══ Data provided ══
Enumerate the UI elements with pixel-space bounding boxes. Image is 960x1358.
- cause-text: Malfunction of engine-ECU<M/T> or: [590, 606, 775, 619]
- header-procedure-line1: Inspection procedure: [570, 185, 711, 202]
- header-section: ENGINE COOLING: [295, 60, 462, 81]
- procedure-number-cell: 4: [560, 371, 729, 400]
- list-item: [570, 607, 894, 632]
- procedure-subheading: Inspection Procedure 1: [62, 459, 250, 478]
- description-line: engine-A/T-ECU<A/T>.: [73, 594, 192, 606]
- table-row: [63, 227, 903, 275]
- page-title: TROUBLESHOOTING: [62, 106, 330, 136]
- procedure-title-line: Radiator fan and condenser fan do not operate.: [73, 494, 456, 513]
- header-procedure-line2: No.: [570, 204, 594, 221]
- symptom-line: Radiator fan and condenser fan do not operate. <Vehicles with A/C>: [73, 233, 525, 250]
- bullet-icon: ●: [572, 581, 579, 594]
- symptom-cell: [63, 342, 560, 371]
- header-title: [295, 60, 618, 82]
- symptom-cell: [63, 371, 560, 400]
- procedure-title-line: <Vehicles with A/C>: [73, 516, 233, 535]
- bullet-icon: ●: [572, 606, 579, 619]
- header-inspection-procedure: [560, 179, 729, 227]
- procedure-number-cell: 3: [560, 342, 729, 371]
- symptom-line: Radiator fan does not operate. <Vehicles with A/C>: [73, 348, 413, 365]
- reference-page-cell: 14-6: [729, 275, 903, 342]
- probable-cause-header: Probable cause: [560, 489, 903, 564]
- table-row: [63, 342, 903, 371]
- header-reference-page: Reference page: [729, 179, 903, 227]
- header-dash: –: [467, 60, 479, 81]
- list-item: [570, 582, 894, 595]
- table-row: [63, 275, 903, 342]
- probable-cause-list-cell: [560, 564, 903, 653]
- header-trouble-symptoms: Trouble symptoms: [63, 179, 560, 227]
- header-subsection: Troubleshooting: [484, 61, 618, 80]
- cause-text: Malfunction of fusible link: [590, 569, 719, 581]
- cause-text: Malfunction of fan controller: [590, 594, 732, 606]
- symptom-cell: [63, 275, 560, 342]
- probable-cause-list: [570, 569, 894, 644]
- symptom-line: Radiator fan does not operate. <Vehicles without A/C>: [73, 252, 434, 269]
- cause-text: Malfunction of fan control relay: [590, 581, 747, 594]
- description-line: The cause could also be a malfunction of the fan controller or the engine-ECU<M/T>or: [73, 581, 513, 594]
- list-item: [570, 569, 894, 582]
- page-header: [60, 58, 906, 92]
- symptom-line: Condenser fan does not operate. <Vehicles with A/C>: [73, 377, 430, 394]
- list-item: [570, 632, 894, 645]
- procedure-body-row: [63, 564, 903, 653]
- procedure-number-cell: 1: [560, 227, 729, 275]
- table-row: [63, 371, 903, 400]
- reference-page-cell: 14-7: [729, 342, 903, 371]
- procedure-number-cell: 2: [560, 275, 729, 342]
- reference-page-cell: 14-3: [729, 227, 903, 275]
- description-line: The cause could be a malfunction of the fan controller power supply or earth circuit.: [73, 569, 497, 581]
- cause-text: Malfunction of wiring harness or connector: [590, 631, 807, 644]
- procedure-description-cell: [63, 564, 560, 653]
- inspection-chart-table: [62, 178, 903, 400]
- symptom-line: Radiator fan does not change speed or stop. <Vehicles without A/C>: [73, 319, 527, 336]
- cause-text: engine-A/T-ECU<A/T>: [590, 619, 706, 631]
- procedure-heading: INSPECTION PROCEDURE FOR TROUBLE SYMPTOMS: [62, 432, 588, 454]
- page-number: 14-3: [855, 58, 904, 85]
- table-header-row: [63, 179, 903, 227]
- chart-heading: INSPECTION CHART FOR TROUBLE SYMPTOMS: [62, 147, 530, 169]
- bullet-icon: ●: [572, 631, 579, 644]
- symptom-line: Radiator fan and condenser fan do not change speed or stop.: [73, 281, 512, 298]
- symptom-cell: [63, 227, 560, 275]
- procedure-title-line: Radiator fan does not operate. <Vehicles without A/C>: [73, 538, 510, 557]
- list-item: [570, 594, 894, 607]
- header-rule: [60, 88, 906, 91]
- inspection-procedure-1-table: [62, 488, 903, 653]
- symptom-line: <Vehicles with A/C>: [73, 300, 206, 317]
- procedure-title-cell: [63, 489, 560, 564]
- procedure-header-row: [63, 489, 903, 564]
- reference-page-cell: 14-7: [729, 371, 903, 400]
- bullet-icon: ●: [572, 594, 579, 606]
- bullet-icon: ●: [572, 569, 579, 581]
═══
Reproduce the records above verbatim, from the first line to the last.

> **The output**
Enumerate the UI elements with pixel-space bounding boxes. Image is 960x1358.
- cause-text: Malfunction of engine-ECU<M/T> or: [590, 606, 775, 619]
- header-procedure-line1: Inspection procedure: [570, 185, 711, 202]
- header-section: ENGINE COOLING: [295, 60, 462, 81]
- procedure-number-cell: 4: [560, 371, 729, 400]
- list-item: [570, 607, 894, 632]
- procedure-subheading: Inspection Procedure 1: [62, 459, 250, 478]
- description-line: engine-A/T-ECU<A/T>.: [73, 594, 192, 606]
- table-row: [63, 227, 903, 275]
- page-title: TROUBLESHOOTING: [62, 106, 330, 136]
- procedure-title-line: Radiator fan and condenser fan do not operate.: [73, 494, 456, 513]
- header-procedure-line2: No.: [570, 204, 594, 221]
- symptom-line: Radiator fan and condenser fan do not operate. <Vehicles with A/C>: [73, 233, 525, 250]
- bullet-icon: ●: [572, 581, 579, 594]
- symptom-cell: [63, 342, 560, 371]
- header-title: [295, 60, 618, 82]
- symptom-cell: [63, 371, 560, 400]
- procedure-title-line: <Vehicles with A/C>: [73, 516, 233, 535]
- bullet-icon: ●: [572, 606, 579, 619]
- header-inspection-procedure: [560, 179, 729, 227]
- procedure-number-cell: 3: [560, 342, 729, 371]
- symptom-line: Radiator fan does not operate. <Vehicles with A/C>: [73, 348, 413, 365]
- reference-page-cell: 14-6: [729, 275, 903, 342]
- probable-cause-header: Probable cause: [560, 489, 903, 564]
- table-row: [63, 342, 903, 371]
- header-reference-page: Reference page: [729, 179, 903, 227]
- header-dash: –: [467, 60, 479, 81]
- list-item: [570, 582, 894, 595]
- table-row: [63, 275, 903, 342]
- probable-cause-list-cell: [560, 564, 903, 653]
- header-trouble-symptoms: Trouble symptoms: [63, 179, 560, 227]
- header-subsection: Troubleshooting: [484, 61, 618, 80]
- cause-text: Malfunction of fusible link: [590, 569, 719, 581]
- cause-text: Malfunction of fan controller: [590, 594, 732, 606]
- symptom-cell: [63, 275, 560, 342]
- probable-cause-list: [570, 569, 894, 644]
- symptom-line: Radiator fan does not operate. <Vehicles without A/C>: [73, 252, 434, 269]
- cause-text: Malfunction of fan control relay: [590, 581, 747, 594]
- description-line: The cause could also be a malfunction of the fan controller or the engine-ECU<M/T>or: [73, 581, 513, 594]
- list-item: [570, 569, 894, 582]
- page-header: [60, 58, 906, 92]
- symptom-line: Condenser fan does not operate. <Vehicles with A/C>: [73, 377, 430, 394]
- list-item: [570, 632, 894, 645]
- procedure-body-row: [63, 564, 903, 653]
- procedure-number-cell: 1: [560, 227, 729, 275]
- table-row: [63, 371, 903, 400]
- reference-page-cell: 14-7: [729, 342, 903, 371]
- procedure-number-cell: 2: [560, 275, 729, 342]
- reference-page-cell: 14-3: [729, 227, 903, 275]
- description-line: The cause could be a malfunction of the fan controller power supply or earth circuit.: [73, 569, 497, 581]
- cause-text: Malfunction of wiring harness or connector: [590, 631, 807, 644]
- procedure-description-cell: [63, 564, 560, 653]
- inspection-chart-table: [62, 178, 903, 400]
- symptom-line: Radiator fan does not change speed or stop. <Vehicles without A/C>: [73, 319, 527, 336]
- cause-text: engine-A/T-ECU<A/T>: [590, 619, 706, 631]
- procedure-heading: INSPECTION PROCEDURE FOR TROUBLE SYMPTOMS: [62, 432, 588, 454]
- page-number: 14-3: [855, 58, 904, 85]
- table-header-row: [63, 179, 903, 227]
- chart-heading: INSPECTION CHART FOR TROUBLE SYMPTOMS: [62, 147, 530, 169]
- bullet-icon: ●: [572, 631, 579, 644]
- symptom-line: Radiator fan and condenser fan do not change speed or stop.: [73, 281, 512, 298]
- symptom-cell: [63, 227, 560, 275]
- procedure-title-line: Radiator fan does not operate. <Vehicles without A/C>: [73, 538, 510, 557]
- list-item: [570, 594, 894, 607]
- header-rule: [60, 88, 906, 91]
- inspection-procedure-1-table: [62, 488, 903, 653]
- symptom-line: <Vehicles with A/C>: [73, 300, 206, 317]
- procedure-title-cell: [63, 489, 560, 564]
- procedure-header-row: [63, 489, 903, 564]
- reference-page-cell: 14-7: [729, 371, 903, 400]
- bullet-icon: ●: [572, 594, 579, 606]
- bullet-icon: ●: [572, 569, 579, 581]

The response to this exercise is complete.